▶ _SELECTED EXTRACT_:
Extended Data Fig. 7
Extended Data Fig. 7
Characterization of differentially abundant microbial pathways and the species which encode them in IMM-RI low- vs high-risk patients via whole shotgun metagenomic sequencing a) Species-level association with MetaCyc pathways differentially abundant between IMM-RI low and high-risk patients (as shown in Figure 6). The relative abundance and species-level identity of taxa encoding the indicated MetaCyc pathways are shown. b) Box plot of relative abundance of indicated MetaCyc pathways in IMM-RI low- vs high-risk patients. In the box plots, the box ranges from the 25th to 75th percentiles. The line in the middle of the box is plotted at the mean. The whiskers are drawn down to the minimum and up to the maximum. Samples outside the 1.5-fold IQR were regarded as outliers. Patient samples are plotted as a point superimposed on the graph (high IMM-RI: n=10 patients; low IMM-RI: n=7 patients). Significance by 1-sided Wilcoxon Rank Sum Test corrected for multiple comparisons via the Benjamini & Hochberg correction for multiple testing. c) Box plot of relative abundance of acetic acid and propionic acid superclasses in IMM-RI low- vs high-risk patients. Plots, numbers and statistics as in b).

▶ _DATASET EXCERPTS_:
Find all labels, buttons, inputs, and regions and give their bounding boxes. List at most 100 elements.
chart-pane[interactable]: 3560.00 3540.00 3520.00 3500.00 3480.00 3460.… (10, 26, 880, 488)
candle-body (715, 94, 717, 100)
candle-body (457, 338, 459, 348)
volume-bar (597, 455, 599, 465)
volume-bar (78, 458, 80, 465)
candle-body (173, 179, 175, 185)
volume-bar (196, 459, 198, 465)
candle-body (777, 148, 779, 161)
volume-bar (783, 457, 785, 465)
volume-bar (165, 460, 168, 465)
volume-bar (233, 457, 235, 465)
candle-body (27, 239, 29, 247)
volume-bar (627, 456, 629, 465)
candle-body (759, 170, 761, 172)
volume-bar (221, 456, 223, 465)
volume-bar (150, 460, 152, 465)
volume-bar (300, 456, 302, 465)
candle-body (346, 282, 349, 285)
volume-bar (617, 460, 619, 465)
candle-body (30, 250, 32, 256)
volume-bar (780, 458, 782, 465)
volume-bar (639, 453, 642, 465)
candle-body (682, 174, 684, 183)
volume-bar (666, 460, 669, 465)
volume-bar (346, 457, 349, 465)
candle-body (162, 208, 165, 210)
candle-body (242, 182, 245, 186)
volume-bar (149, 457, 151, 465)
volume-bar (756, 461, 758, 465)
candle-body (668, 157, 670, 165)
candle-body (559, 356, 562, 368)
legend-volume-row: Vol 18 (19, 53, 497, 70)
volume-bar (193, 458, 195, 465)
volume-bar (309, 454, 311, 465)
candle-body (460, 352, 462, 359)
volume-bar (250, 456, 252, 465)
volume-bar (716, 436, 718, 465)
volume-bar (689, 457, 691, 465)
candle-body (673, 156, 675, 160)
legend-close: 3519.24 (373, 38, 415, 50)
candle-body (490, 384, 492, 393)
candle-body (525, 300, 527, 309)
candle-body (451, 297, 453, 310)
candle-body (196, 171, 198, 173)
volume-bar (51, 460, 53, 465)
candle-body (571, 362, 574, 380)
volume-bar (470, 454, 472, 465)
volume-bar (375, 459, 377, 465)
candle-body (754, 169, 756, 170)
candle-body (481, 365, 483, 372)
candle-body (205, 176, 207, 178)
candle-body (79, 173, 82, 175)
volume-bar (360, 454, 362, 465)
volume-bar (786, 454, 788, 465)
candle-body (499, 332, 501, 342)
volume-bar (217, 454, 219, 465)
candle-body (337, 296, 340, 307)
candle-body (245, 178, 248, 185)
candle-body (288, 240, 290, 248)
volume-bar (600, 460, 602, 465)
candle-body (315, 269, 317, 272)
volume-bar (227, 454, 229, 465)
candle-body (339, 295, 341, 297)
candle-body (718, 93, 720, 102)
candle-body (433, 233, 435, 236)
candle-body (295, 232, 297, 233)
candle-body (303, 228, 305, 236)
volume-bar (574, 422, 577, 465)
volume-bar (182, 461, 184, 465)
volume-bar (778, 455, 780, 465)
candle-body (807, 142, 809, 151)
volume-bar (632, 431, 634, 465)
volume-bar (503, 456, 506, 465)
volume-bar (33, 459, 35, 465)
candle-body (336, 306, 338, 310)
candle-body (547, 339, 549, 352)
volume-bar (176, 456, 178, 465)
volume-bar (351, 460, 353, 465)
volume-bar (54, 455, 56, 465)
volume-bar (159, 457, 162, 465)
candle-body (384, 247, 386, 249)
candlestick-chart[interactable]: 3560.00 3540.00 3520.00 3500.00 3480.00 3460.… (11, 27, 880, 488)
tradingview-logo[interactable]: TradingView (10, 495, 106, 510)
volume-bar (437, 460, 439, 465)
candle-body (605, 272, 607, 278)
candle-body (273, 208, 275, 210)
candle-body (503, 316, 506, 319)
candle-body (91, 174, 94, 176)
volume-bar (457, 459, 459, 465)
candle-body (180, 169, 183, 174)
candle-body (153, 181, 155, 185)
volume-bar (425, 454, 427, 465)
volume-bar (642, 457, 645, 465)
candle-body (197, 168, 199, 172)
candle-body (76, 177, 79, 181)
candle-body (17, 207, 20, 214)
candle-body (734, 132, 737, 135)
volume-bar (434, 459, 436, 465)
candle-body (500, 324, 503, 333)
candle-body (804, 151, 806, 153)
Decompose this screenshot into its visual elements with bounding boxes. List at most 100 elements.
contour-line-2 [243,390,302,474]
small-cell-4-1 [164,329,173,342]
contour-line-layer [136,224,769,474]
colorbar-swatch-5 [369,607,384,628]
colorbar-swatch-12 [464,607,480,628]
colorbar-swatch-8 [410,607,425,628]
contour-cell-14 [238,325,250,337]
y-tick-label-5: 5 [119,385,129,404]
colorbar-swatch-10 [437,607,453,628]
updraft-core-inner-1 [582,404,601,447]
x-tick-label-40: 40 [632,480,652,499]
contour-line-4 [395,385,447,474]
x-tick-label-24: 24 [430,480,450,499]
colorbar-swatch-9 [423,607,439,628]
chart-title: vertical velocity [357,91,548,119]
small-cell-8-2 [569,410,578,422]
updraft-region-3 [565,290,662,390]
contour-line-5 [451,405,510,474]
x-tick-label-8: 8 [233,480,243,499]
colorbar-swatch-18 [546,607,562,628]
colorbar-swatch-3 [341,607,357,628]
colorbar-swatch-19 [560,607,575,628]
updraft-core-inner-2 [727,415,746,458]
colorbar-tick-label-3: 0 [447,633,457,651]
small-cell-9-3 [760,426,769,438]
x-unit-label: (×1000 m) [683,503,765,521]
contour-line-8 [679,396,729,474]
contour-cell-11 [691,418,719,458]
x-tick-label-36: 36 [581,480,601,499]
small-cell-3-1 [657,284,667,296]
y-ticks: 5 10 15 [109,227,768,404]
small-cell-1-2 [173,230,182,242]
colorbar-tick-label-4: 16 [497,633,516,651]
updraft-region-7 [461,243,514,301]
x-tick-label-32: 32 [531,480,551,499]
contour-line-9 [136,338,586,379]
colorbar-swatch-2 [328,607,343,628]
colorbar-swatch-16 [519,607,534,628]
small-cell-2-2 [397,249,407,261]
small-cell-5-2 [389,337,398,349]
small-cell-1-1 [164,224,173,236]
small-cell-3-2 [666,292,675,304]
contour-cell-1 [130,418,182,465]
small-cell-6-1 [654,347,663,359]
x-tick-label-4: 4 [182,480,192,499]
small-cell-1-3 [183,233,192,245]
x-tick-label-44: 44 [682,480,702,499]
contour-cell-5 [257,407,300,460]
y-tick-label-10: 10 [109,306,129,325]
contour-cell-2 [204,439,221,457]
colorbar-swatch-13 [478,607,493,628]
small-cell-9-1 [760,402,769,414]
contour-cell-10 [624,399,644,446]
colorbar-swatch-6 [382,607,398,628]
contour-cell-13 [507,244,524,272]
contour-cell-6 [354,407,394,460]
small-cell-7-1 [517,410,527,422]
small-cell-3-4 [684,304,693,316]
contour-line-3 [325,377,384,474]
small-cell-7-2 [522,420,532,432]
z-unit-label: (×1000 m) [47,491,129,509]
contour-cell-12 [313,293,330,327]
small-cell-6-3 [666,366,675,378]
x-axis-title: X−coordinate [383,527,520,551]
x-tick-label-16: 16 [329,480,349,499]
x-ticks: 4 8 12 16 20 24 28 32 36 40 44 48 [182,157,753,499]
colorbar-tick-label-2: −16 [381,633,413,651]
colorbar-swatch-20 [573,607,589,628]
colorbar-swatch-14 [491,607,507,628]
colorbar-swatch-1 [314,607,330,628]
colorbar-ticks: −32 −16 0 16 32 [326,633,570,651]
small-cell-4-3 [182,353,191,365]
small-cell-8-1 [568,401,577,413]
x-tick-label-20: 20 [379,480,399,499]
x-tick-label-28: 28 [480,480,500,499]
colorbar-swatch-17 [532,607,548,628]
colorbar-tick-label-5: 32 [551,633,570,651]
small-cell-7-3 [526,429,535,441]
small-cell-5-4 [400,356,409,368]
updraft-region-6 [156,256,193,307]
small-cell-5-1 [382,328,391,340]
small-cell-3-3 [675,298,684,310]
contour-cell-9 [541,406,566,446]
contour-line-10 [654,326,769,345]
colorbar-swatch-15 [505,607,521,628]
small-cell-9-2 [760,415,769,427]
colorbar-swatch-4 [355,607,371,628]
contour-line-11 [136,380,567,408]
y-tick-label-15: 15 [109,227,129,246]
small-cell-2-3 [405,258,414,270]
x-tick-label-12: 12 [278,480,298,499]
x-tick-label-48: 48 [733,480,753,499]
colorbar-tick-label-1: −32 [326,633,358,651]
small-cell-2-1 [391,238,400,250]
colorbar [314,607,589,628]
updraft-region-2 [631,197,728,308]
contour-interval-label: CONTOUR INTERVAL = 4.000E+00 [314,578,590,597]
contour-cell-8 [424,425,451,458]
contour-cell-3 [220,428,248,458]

▶ _PROBLEM TO SOLVE_: List each lettered panel that the figure legend describes, giving what that panel shows. The records are separate material and do not relate to the figure legend.

▶ _WORKED SOLUTION_:
a) Species-level association with MetaCyc pathways that are differentially abundant between IMM-RI low- and high-risk patients, showing the relative abundance and species-level identity of the taxa encoding those pathways.
b) A box plot of the relative abundance of the indicated MetaCyc pathways in IMM-RI low- vs high-risk patients.
c) A box plot of the relative abundance of the acetic acid and propionic acid superclasses in IMM-RI low- vs high-risk patients.